Exercise inputs -
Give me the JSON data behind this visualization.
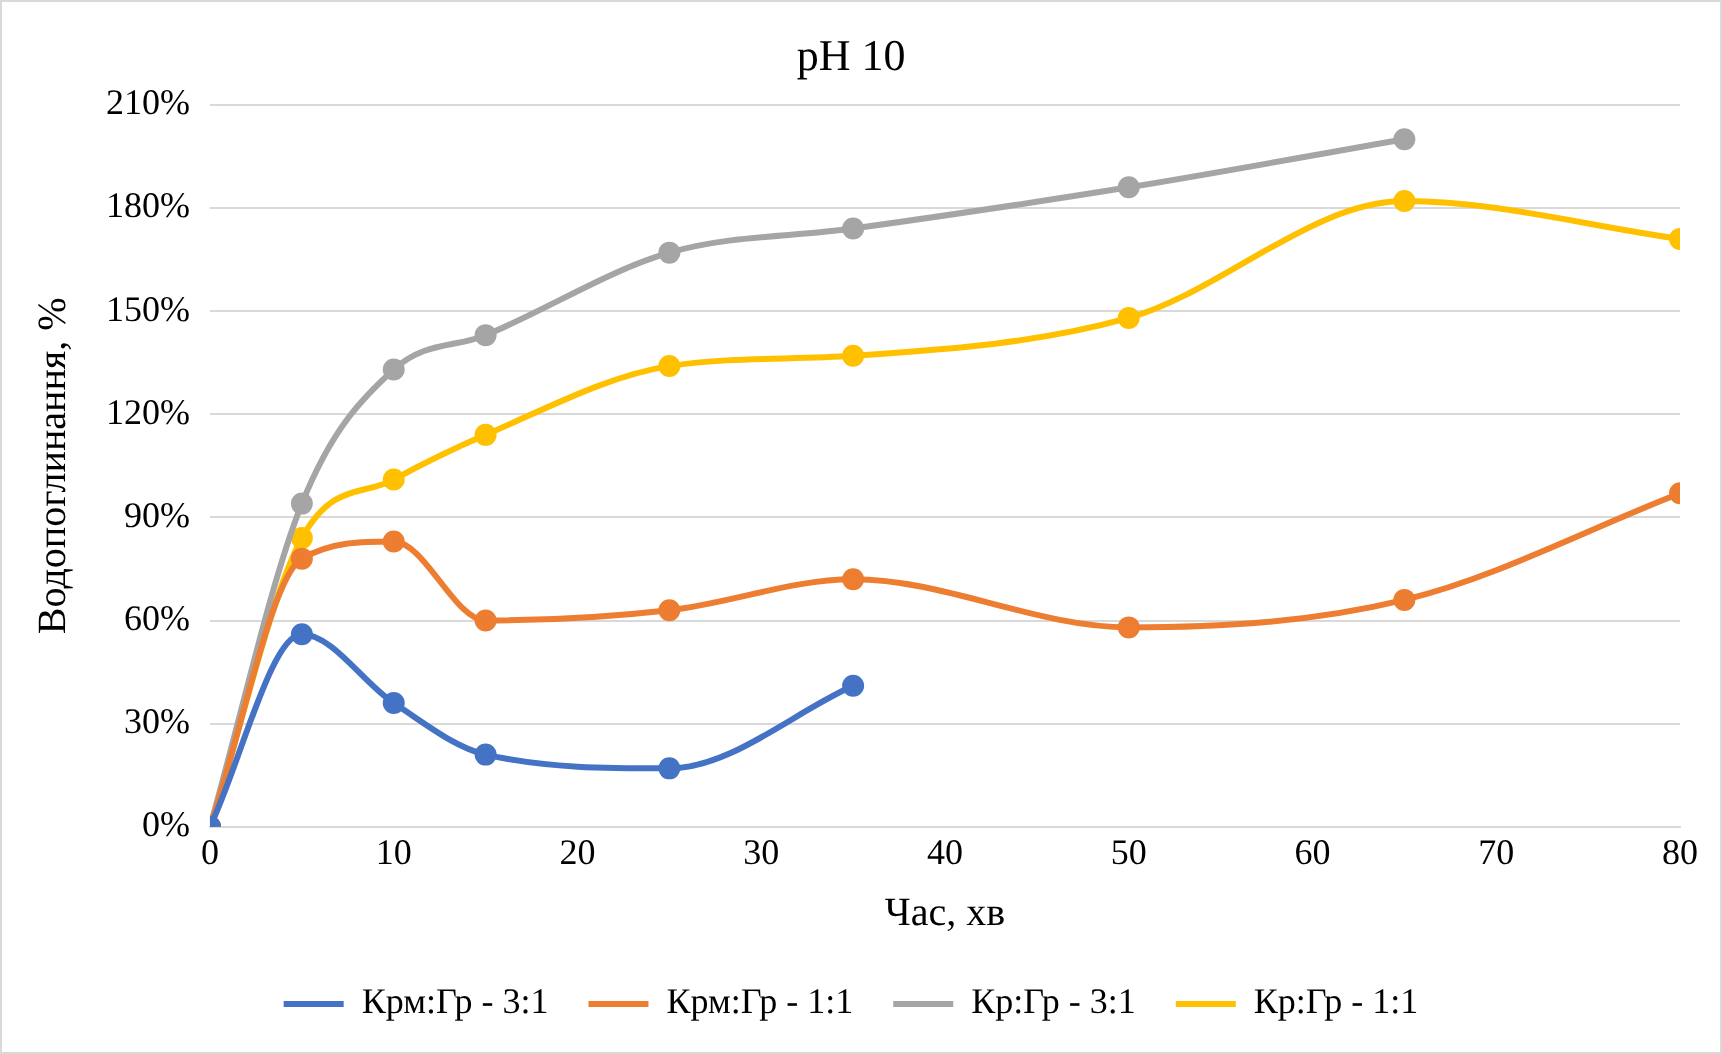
{
  "chart_data": {
    "type": "line",
    "title": "pH 10",
    "xlabel": "Час, хв",
    "ylabel": "Водопоглинання, %",
    "xlim": [
      0,
      80
    ],
    "xticks": [
      0,
      10,
      20,
      30,
      40,
      50,
      60,
      70,
      80
    ],
    "ylim": [
      0,
      210
    ],
    "yticks": [
      {
        "value": 0,
        "label": "0%"
      },
      {
        "value": 30,
        "label": "30%"
      },
      {
        "value": 60,
        "label": "60%"
      },
      {
        "value": 90,
        "label": "90%"
      },
      {
        "value": 120,
        "label": "120%"
      },
      {
        "value": 150,
        "label": "150%"
      },
      {
        "value": 180,
        "label": "180%"
      },
      {
        "value": 210,
        "label": "210%"
      }
    ],
    "grid": "y",
    "legend": "bottom",
    "marker": "circle",
    "line_style": "solid",
    "series": [
      {
        "name": "Крм:Гр - 3:1",
        "color": "#4472c4",
        "x": [
          0,
          5,
          10,
          15,
          25,
          35
        ],
        "values": [
          0,
          56,
          36,
          21,
          17,
          41
        ]
      },
      {
        "name": "Крм:Гр - 1:1",
        "color": "#ed7d31",
        "x": [
          0,
          5,
          10,
          15,
          25,
          35,
          50,
          65,
          80
        ],
        "values": [
          0,
          78,
          83,
          60,
          63,
          72,
          58,
          66,
          97
        ]
      },
      {
        "name": "Кр:Гр - 3:1",
        "color": "#a5a5a5",
        "x": [
          0,
          5,
          10,
          15,
          25,
          35,
          50,
          65
        ],
        "values": [
          0,
          94,
          133,
          143,
          167,
          174,
          186,
          200
        ]
      },
      {
        "name": "Кр:Гр - 1:1",
        "color": "#ffc000",
        "x": [
          0,
          5,
          10,
          15,
          25,
          35,
          50,
          65,
          80
        ],
        "values": [
          0,
          84,
          101,
          114,
          134,
          137,
          148,
          182,
          171
        ]
      }
    ]
  }
}
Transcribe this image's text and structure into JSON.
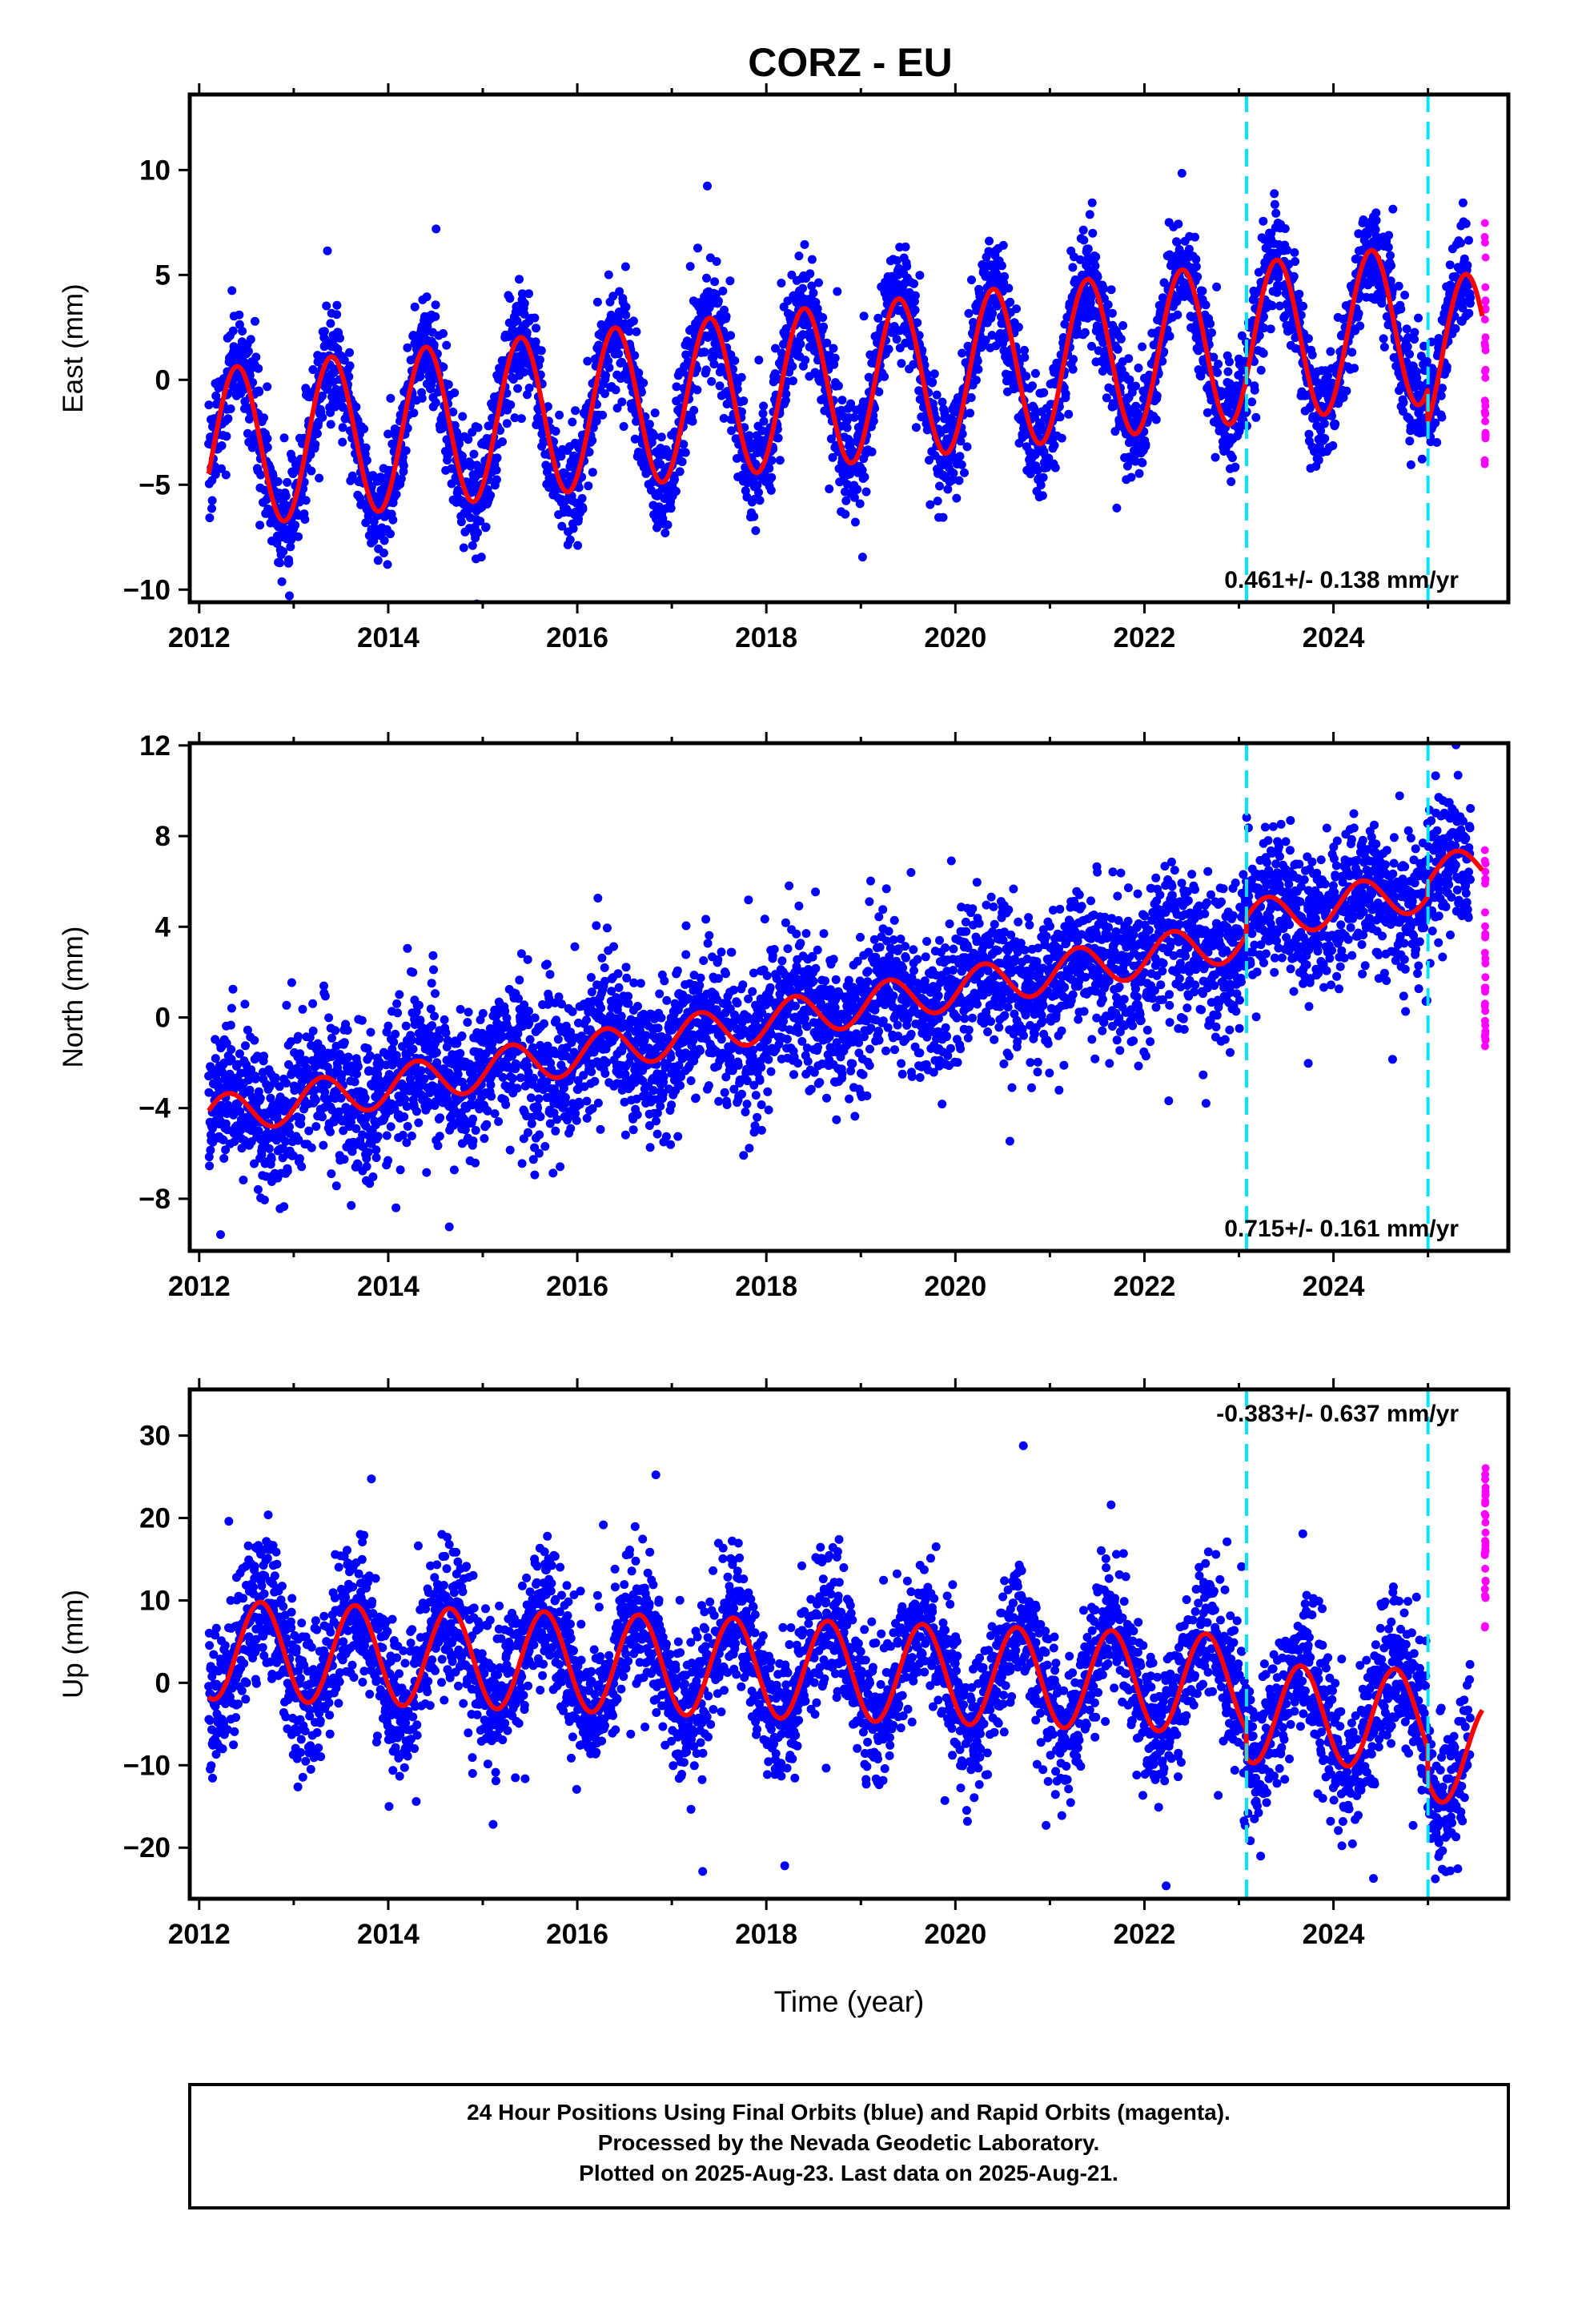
{
  "title": "CORZ - EU",
  "caption": {
    "line1": "24 Hour Positions Using Final Orbits (blue) and Rapid Orbits (magenta).",
    "line2": "Processed by the Nevada Geodetic Laboratory.",
    "line3": "Plotted on 2025-Aug-23. Last data on 2025-Aug-21."
  },
  "colors": {
    "final_orbits": "#0000ff",
    "rapid_orbits": "#ff00ff",
    "model_fit": "#ff0000",
    "equipment_change": "#00e5ff",
    "frame": "#000000"
  },
  "chart_data": [
    {
      "type": "scatter",
      "name": "east",
      "ylabel": "East (mm)",
      "xlabel": "",
      "xlim": [
        2011.9,
        2025.85
      ],
      "ylim": [
        -10.6,
        13.6
      ],
      "xticks": [
        2012,
        2014,
        2016,
        2018,
        2020,
        2022,
        2024
      ],
      "yticks": [
        -10,
        -5,
        0,
        5,
        10
      ],
      "trend_label": "0.461+/- 0.138 mm/yr",
      "trend_label_position": "bottom-right",
      "vertical_lines": [
        2023.08,
        2025.0
      ],
      "model": {
        "t0": 2012.1,
        "t1": 2025.58,
        "trend_mm_per_yr": 0.461,
        "offset": -3.3,
        "amplitude": 3.8,
        "phase_peak_fraction": 0.4,
        "step_2023": 0.0,
        "step_2025": -1.6
      },
      "scatter_sigma": 1.3,
      "rapid_orbit_span": [
        2025.45,
        2025.63
      ],
      "rapid_orbit_range": [
        -4.8,
        8.2
      ]
    },
    {
      "type": "scatter",
      "name": "north",
      "ylabel": "North (mm)",
      "xlabel": "",
      "xlim": [
        2011.9,
        2025.85
      ],
      "ylim": [
        -10.3,
        12.1
      ],
      "xticks": [
        2012,
        2014,
        2016,
        2018,
        2020,
        2022,
        2024
      ],
      "yticks": [
        -8,
        -4,
        0,
        4,
        8,
        12
      ],
      "trend_label": "0.715+/- 0.161 mm/yr",
      "trend_label_position": "bottom-right",
      "vertical_lines": [
        2023.08,
        2025.0
      ],
      "model": {
        "t0": 2012.1,
        "t1": 2025.58,
        "trend_mm_per_yr": 0.715,
        "offset": -4.4,
        "amplitude": 0.9,
        "phase_peak_fraction": 0.3,
        "step_2023": 0.8,
        "step_2025": 0.6
      },
      "scatter_sigma": 1.6,
      "rapid_orbit_span": [
        2025.45,
        2025.63
      ],
      "rapid_orbit_range": [
        -1.3,
        7.4
      ]
    },
    {
      "type": "scatter",
      "name": "up",
      "ylabel": "Up (mm)",
      "xlabel": "Time (year)",
      "xlim": [
        2011.9,
        2025.85
      ],
      "ylim": [
        -26.2,
        35.6
      ],
      "xticks": [
        2012,
        2014,
        2016,
        2018,
        2020,
        2022,
        2024
      ],
      "yticks": [
        -20,
        -10,
        0,
        10,
        20,
        30
      ],
      "trend_label": "-0.383+/- 0.637 mm/yr",
      "trend_label_position": "top-right",
      "vertical_lines": [
        2023.08,
        2025.0
      ],
      "model": {
        "t0": 2012.1,
        "t1": 2025.58,
        "trend_mm_per_yr": -0.383,
        "offset": 4.0,
        "amplitude": 6.0,
        "phase_peak_fraction": 0.65,
        "step_2023": -3.5,
        "step_2025": -4.0
      },
      "scatter_sigma": 4.2,
      "rapid_orbit_span": [
        2025.45,
        2025.63
      ],
      "rapid_orbit_range": [
        6.5,
        26.5
      ]
    }
  ]
}
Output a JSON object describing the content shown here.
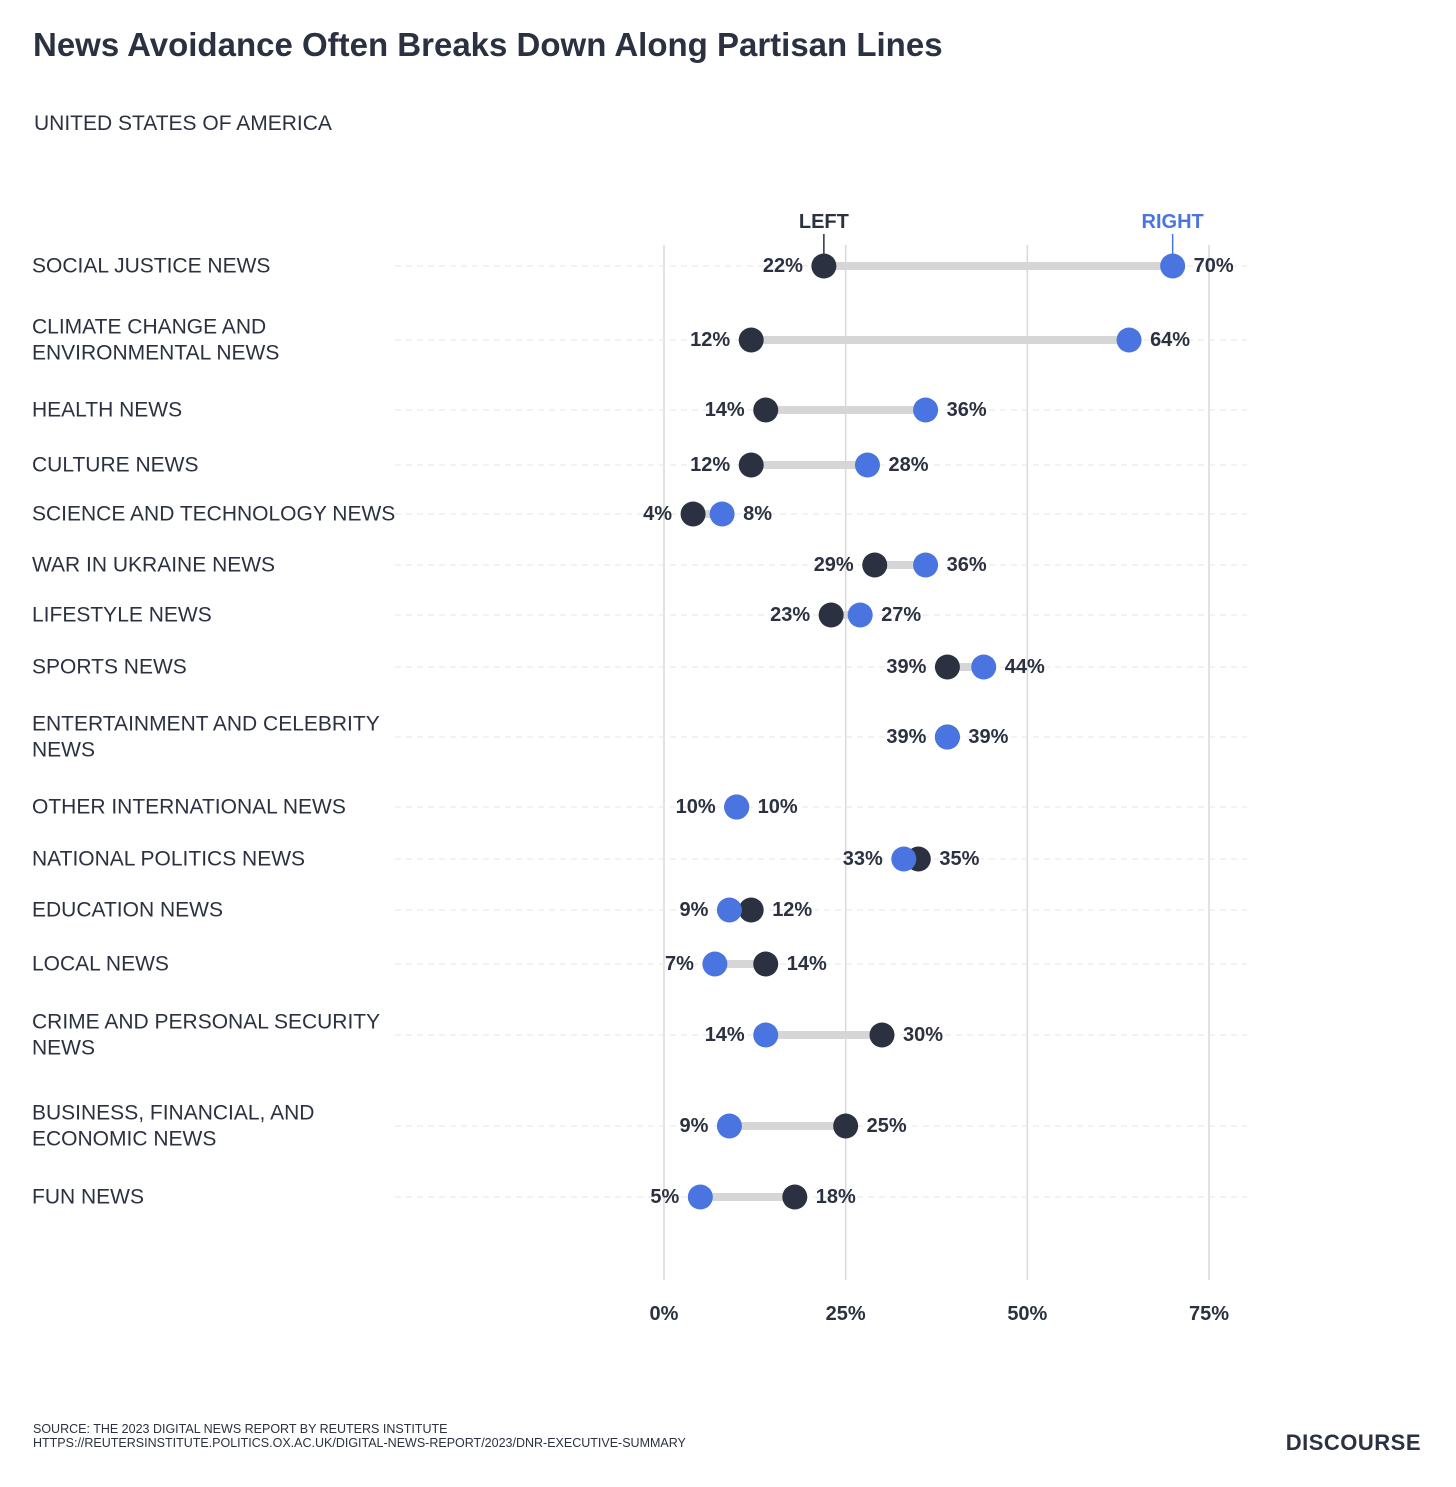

Exercise brief - Copy every line in the records above that contains the word "name".

Task solution -
        "name": "Крм:Гр - 3:1",
        "name": "Крм:Гр - 1:1",
        "name": "Кр:Гр - 3:1",
        "name": "Кр:Гр - 1:1",
      "name": "east",
      "name": "north",
      "name": "up",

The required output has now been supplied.